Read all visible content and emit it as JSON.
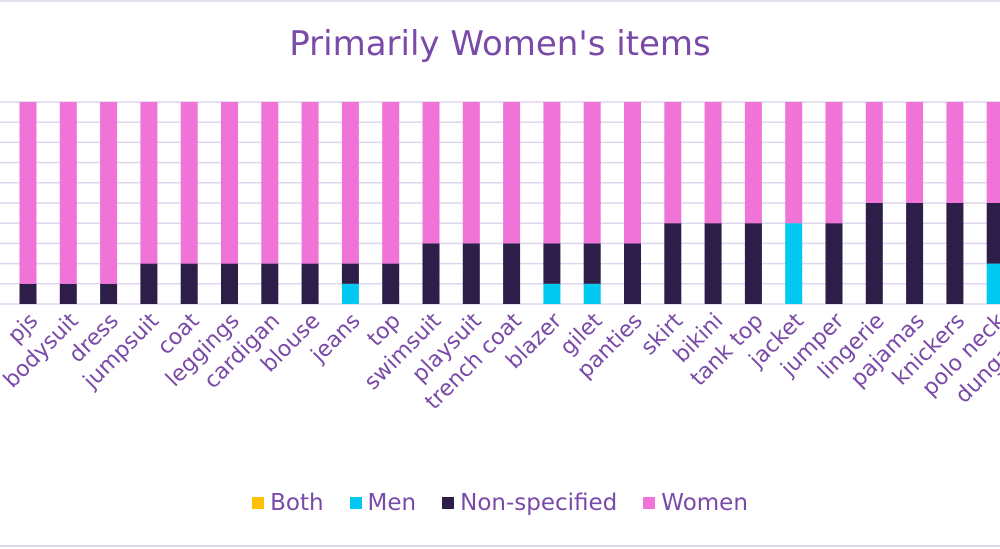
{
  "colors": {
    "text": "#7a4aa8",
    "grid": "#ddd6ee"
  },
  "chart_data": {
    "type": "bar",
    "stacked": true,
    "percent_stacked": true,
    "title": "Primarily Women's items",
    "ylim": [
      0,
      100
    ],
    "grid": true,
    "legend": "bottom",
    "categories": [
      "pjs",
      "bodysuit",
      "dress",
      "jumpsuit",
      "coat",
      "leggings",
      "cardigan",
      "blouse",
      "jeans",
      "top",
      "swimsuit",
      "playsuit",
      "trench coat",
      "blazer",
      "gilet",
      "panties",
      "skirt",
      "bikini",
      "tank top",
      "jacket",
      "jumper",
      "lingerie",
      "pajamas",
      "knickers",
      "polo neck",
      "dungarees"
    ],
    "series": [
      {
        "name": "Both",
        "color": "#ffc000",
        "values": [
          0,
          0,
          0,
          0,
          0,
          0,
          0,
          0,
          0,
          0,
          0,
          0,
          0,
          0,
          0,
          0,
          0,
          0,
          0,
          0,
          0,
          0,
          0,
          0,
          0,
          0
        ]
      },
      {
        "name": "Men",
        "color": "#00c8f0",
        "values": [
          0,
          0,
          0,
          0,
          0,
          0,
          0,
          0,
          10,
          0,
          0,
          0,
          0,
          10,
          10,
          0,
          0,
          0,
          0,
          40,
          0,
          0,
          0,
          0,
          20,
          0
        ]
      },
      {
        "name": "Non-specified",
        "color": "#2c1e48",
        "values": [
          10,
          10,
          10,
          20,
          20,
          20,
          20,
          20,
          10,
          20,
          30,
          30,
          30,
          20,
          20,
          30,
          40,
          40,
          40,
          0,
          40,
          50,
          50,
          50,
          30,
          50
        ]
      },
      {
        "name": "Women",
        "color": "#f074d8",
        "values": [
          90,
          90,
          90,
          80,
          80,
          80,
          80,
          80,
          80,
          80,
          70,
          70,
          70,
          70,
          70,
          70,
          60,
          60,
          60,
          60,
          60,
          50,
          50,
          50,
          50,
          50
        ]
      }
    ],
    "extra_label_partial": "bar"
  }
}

Written request
Look above for lines with the word "true" and copy them all.

Written solution
    "stacked": true,
    "percent_stacked": true,
    "grid": true,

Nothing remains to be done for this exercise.